━━ Record set ━━

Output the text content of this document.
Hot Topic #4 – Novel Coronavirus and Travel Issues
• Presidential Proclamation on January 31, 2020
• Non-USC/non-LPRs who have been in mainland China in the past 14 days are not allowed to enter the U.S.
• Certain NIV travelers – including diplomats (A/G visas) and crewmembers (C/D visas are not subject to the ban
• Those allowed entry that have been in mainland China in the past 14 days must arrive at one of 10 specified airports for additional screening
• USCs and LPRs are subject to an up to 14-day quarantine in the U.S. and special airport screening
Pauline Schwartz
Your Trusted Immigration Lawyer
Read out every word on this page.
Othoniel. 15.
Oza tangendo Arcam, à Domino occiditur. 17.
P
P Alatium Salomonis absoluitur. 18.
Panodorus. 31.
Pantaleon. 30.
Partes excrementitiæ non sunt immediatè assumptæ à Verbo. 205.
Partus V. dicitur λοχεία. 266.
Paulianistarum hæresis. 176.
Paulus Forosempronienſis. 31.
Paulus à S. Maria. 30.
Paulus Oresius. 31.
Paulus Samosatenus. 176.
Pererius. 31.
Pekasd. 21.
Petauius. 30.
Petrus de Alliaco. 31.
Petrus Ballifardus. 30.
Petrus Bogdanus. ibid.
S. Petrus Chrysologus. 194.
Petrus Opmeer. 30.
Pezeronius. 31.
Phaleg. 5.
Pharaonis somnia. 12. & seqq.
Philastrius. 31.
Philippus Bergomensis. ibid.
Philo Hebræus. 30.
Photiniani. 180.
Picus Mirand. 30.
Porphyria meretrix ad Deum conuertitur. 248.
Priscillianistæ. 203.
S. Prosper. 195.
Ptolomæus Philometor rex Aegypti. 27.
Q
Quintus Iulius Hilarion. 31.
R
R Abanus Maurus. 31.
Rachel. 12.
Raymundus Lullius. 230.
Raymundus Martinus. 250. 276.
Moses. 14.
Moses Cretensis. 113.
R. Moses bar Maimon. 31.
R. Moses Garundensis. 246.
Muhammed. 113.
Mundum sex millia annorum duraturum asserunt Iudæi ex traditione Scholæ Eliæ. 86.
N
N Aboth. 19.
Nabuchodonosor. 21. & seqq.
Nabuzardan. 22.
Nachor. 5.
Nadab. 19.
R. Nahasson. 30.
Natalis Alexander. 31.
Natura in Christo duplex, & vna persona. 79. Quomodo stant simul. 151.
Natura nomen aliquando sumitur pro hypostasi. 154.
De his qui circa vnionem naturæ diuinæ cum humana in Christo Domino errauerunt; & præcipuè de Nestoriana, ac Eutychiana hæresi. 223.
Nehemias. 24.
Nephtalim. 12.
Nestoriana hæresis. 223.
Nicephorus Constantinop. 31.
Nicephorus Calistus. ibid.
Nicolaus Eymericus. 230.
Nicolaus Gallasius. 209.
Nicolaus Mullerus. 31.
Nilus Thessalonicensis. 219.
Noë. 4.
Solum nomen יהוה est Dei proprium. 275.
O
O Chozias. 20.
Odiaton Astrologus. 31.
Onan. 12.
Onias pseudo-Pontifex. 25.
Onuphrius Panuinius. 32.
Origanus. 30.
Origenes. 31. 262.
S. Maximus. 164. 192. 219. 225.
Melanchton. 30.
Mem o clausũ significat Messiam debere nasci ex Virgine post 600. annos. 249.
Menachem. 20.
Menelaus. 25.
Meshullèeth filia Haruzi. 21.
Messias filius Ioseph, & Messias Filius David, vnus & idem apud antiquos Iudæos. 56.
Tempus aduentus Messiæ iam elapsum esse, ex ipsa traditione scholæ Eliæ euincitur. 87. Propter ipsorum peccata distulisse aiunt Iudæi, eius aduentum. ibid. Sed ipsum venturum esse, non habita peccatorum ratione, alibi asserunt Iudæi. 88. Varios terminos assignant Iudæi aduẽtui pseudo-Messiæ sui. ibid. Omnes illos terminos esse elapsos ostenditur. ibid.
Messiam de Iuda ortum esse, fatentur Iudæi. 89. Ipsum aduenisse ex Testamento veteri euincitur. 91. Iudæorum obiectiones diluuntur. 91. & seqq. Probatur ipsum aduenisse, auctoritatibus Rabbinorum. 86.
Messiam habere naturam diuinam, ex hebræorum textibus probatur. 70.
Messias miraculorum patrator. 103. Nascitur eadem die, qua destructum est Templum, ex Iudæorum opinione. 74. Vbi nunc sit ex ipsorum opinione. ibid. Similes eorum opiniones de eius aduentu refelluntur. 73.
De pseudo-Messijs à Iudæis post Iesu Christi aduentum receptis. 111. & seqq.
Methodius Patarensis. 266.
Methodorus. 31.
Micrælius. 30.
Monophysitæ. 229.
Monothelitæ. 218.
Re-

━━━

## Your task
Throughout the listing above, how many lines hold the word "ibid"? Answer with only the number.

## Worked solution
5